**AIM OF THE TASK:** Pictures stay out of the copy; restate everything else in the material exactly.

Extracted records
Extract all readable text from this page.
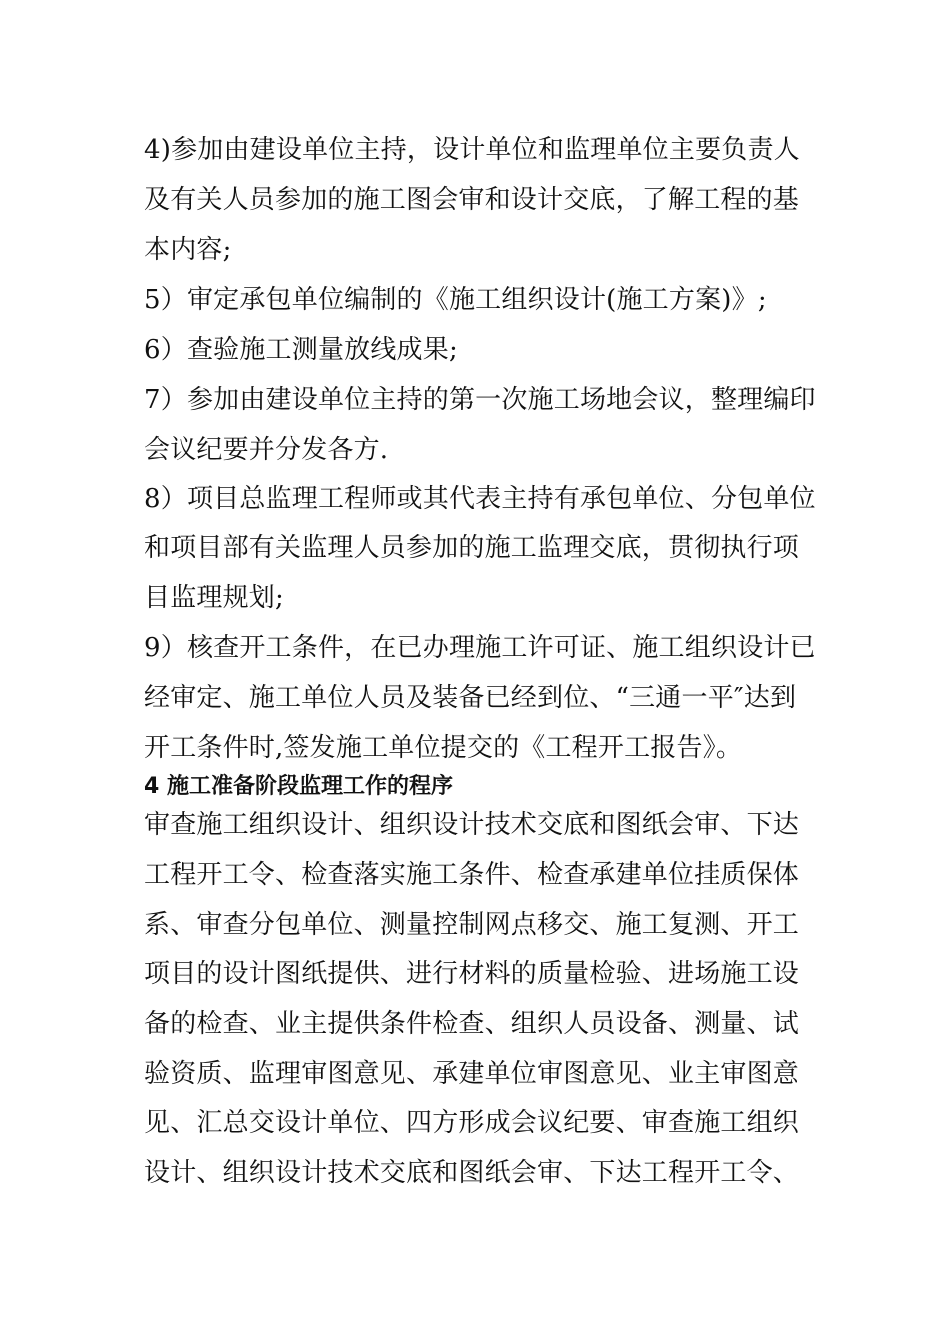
4)参加由建设单位主持，设计单位和监理单位主要负责人
及有关人员参加的施工图会审和设计交底，了解工程的基
本内容;
5）审定承包单位编制的《施工组织设计(施工方案)》;
6）查验施工测量放线成果;
7）参加由建设单位主持的第一次施工场地会议，整理编印
会议纪要并分发各方.
8）项目总监理工程师或其代表主持有承包单位、分包单位
和项目部有关监理人员参加的施工监理交底，贯彻执行项
目监理规划;
9）核查开工条件，在已办理施工许可证、施工组织设计已
经审定、施工单位人员及装备已经到位、“三通一平″达到
开工条件时,签发施工单位提交的《工程开工报告》。
4 施工准备阶段监理工作的程序
审查施工组织设计、组织设计技术交底和图纸会审、下达
工程开工令、检查落实施工条件、检查承建单位挂质保体
系、审查分包单位、测量控制网点移交、施工复测、开工
项目的设计图纸提供、进行材料的质量检验、进场施工设
备的检查、业主提供条件检查、组织人员设备、测量、试
验资质、监理审图意见、承建单位审图意见、业主审图意
见、汇总交设计单位、四方形成会议纪要、审查施工组织
设计、组织设计技术交底和图纸会审、下达工程开工令、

**COMPLETED TASK:**
Extract all readable text from this page.
4)参加由建设单位主持，设计单位和监理单位主要负责人
及有关人员参加的施工图会审和设计交底，了解工程的基
本内容;
5）审定承包单位编制的《施工组织设计(施工方案)》;
6）查验施工测量放线成果;
7）参加由建设单位主持的第一次施工场地会议，整理编印
会议纪要并分发各方.
8）项目总监理工程师或其代表主持有承包单位、分包单位
和项目部有关监理人员参加的施工监理交底，贯彻执行项
目监理规划;
9）核查开工条件，在已办理施工许可证、施工组织设计已
经审定、施工单位人员及装备已经到位、“三通一平″达到
开工条件时,签发施工单位提交的《工程开工报告》。
4 施工准备阶段监理工作的程序
审查施工组织设计、组织设计技术交底和图纸会审、下达
工程开工令、检查落实施工条件、检查承建单位挂质保体
系、审查分包单位、测量控制网点移交、施工复测、开工
项目的设计图纸提供、进行材料的质量检验、进场施工设
备的检查、业主提供条件检查、组织人员设备、测量、试
验资质、监理审图意见、承建单位审图意见、业主审图意
见、汇总交设计单位、四方形成会议纪要、审查施工组织
设计、组织设计技术交底和图纸会审、下达工程开工令、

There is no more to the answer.